*OBJECTIVE*:
Copy each line in which the string "OrganizationsTest" occurs.

Dataset items
[BEGIN]

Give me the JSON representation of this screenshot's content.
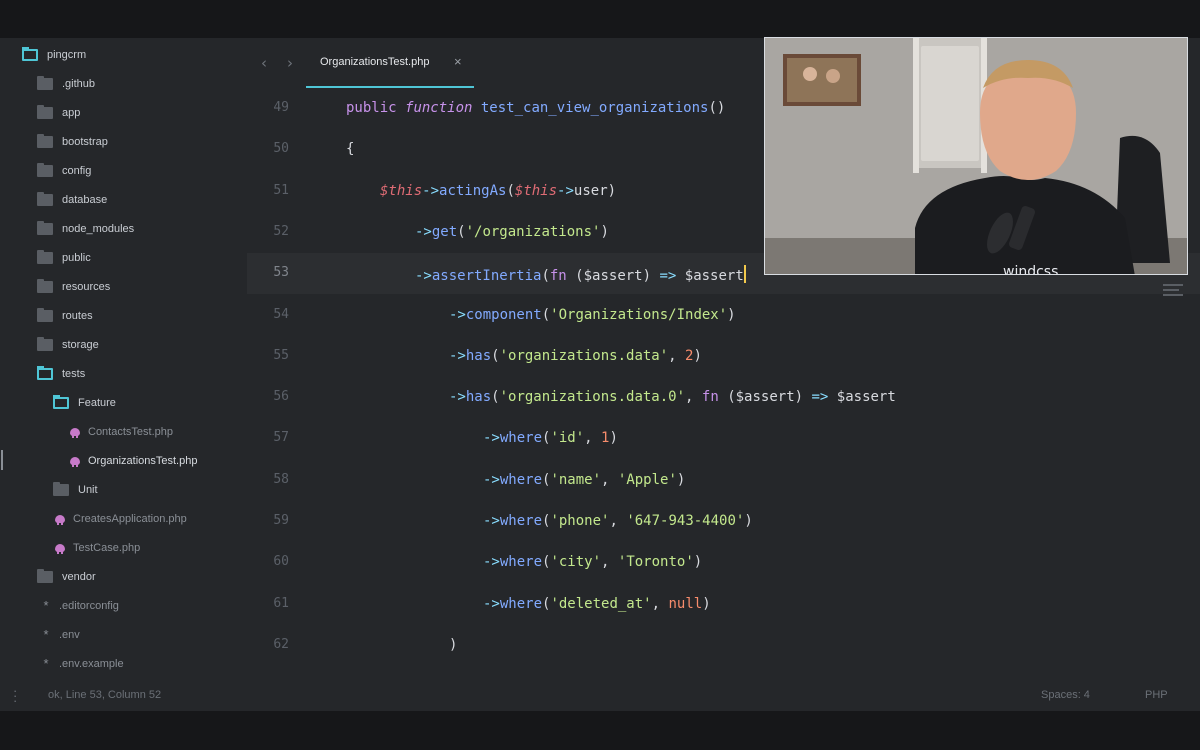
{
  "sidebar": {
    "root": "pingcrm",
    "items": [
      {
        "label": ".github",
        "kind": "folder"
      },
      {
        "label": "app",
        "kind": "folder"
      },
      {
        "label": "bootstrap",
        "kind": "folder"
      },
      {
        "label": "config",
        "kind": "folder"
      },
      {
        "label": "database",
        "kind": "folder"
      },
      {
        "label": "node_modules",
        "kind": "folder"
      },
      {
        "label": "public",
        "kind": "folder"
      },
      {
        "label": "resources",
        "kind": "folder"
      },
      {
        "label": "routes",
        "kind": "folder"
      },
      {
        "label": "storage",
        "kind": "folder"
      },
      {
        "label": "tests",
        "kind": "folder-open"
      },
      {
        "label": "Feature",
        "kind": "folder-open"
      },
      {
        "label": "ContactsTest.php",
        "kind": "php"
      },
      {
        "label": "OrganizationsTest.php",
        "kind": "php"
      },
      {
        "label": "Unit",
        "kind": "folder"
      },
      {
        "label": "CreatesApplication.php",
        "kind": "php"
      },
      {
        "label": "TestCase.php",
        "kind": "php"
      },
      {
        "label": "vendor",
        "kind": "folder"
      },
      {
        "label": ".editorconfig",
        "kind": "file"
      },
      {
        "label": ".env",
        "kind": "file"
      },
      {
        "label": ".env.example",
        "kind": "file"
      }
    ]
  },
  "tabs": {
    "back_glyph": "‹",
    "forward_glyph": "›",
    "active_label": "OrganizationsTest.php",
    "close_glyph": "×"
  },
  "editor": {
    "lines": [
      {
        "n": "49",
        "tokens": [
          [
            "kw",
            "public "
          ],
          [
            "kw-i",
            "function "
          ],
          [
            "fn",
            "test_can_view_organizations"
          ],
          [
            "pl",
            "()"
          ]
        ]
      },
      {
        "n": "50",
        "tokens": [
          [
            "pl",
            "{"
          ]
        ]
      },
      {
        "n": "51",
        "tokens": [
          [
            "var",
            "$this"
          ],
          [
            "arrow",
            "->"
          ],
          [
            "fn",
            "actingAs"
          ],
          [
            "pl",
            "("
          ],
          [
            "var",
            "$this"
          ],
          [
            "arrow",
            "->"
          ],
          [
            "pl",
            "user)"
          ]
        ]
      },
      {
        "n": "52",
        "tokens": [
          [
            "arrow",
            "->"
          ],
          [
            "fn",
            "get"
          ],
          [
            "pl",
            "("
          ],
          [
            "str",
            "'/organizations'"
          ],
          [
            "pl",
            ")"
          ]
        ]
      },
      {
        "n": "53",
        "tokens": [
          [
            "arrow",
            "->"
          ],
          [
            "fn",
            "assertInertia"
          ],
          [
            "pl",
            "("
          ],
          [
            "kw",
            "fn "
          ],
          [
            "pl",
            "($assert) "
          ],
          [
            "arrow",
            "=> "
          ],
          [
            "pl",
            "$assert"
          ]
        ]
      },
      {
        "n": "54",
        "tokens": [
          [
            "arrow",
            "->"
          ],
          [
            "fn",
            "component"
          ],
          [
            "pl",
            "("
          ],
          [
            "str",
            "'Organizations/Index'"
          ],
          [
            "pl",
            ")"
          ]
        ]
      },
      {
        "n": "55",
        "tokens": [
          [
            "arrow",
            "->"
          ],
          [
            "fn",
            "has"
          ],
          [
            "pl",
            "("
          ],
          [
            "str",
            "'organizations.data'"
          ],
          [
            "pl",
            ", "
          ],
          [
            "num",
            "2"
          ],
          [
            "pl",
            ")"
          ]
        ]
      },
      {
        "n": "56",
        "tokens": [
          [
            "arrow",
            "->"
          ],
          [
            "fn",
            "has"
          ],
          [
            "pl",
            "("
          ],
          [
            "str",
            "'organizations.data.0'"
          ],
          [
            "pl",
            ", "
          ],
          [
            "kw",
            "fn "
          ],
          [
            "pl",
            "($assert) "
          ],
          [
            "arrow",
            "=> "
          ],
          [
            "pl",
            "$assert"
          ]
        ]
      },
      {
        "n": "57",
        "tokens": [
          [
            "arrow",
            "->"
          ],
          [
            "fn",
            "where"
          ],
          [
            "pl",
            "("
          ],
          [
            "str",
            "'id'"
          ],
          [
            "pl",
            ", "
          ],
          [
            "num",
            "1"
          ],
          [
            "pl",
            ")"
          ]
        ]
      },
      {
        "n": "58",
        "tokens": [
          [
            "arrow",
            "->"
          ],
          [
            "fn",
            "where"
          ],
          [
            "pl",
            "("
          ],
          [
            "str",
            "'name'"
          ],
          [
            "pl",
            ", "
          ],
          [
            "str",
            "'Apple'"
          ],
          [
            "pl",
            ")"
          ]
        ]
      },
      {
        "n": "59",
        "tokens": [
          [
            "arrow",
            "->"
          ],
          [
            "fn",
            "where"
          ],
          [
            "pl",
            "("
          ],
          [
            "str",
            "'phone'"
          ],
          [
            "pl",
            ", "
          ],
          [
            "str",
            "'647-943-4400'"
          ],
          [
            "pl",
            ")"
          ]
        ]
      },
      {
        "n": "60",
        "tokens": [
          [
            "arrow",
            "->"
          ],
          [
            "fn",
            "where"
          ],
          [
            "pl",
            "("
          ],
          [
            "str",
            "'city'"
          ],
          [
            "pl",
            ", "
          ],
          [
            "str",
            "'Toronto'"
          ],
          [
            "pl",
            ")"
          ]
        ]
      },
      {
        "n": "61",
        "tokens": [
          [
            "arrow",
            "->"
          ],
          [
            "fn",
            "where"
          ],
          [
            "pl",
            "("
          ],
          [
            "str",
            "'deleted_at'"
          ],
          [
            "pl",
            ", "
          ],
          [
            "num",
            "null"
          ],
          [
            "pl",
            ")"
          ]
        ]
      },
      {
        "n": "62",
        "tokens": [
          [
            "pl",
            ")"
          ]
        ]
      }
    ]
  },
  "status": {
    "left": "ok, Line 53, Column 52",
    "spaces": "Spaces: 4",
    "language": "PHP"
  },
  "webcam": {
    "shirt_text": "windcss"
  },
  "colors": {
    "accent": "#4fc6d6",
    "cursor": "#f2c94c",
    "php_icon": "#c77ac9"
  }
}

[END]

*SOLUTION TO THE PROBLEM*:
        "label": "OrganizationsTest.php",
    "active_label": "OrganizationsTest.php",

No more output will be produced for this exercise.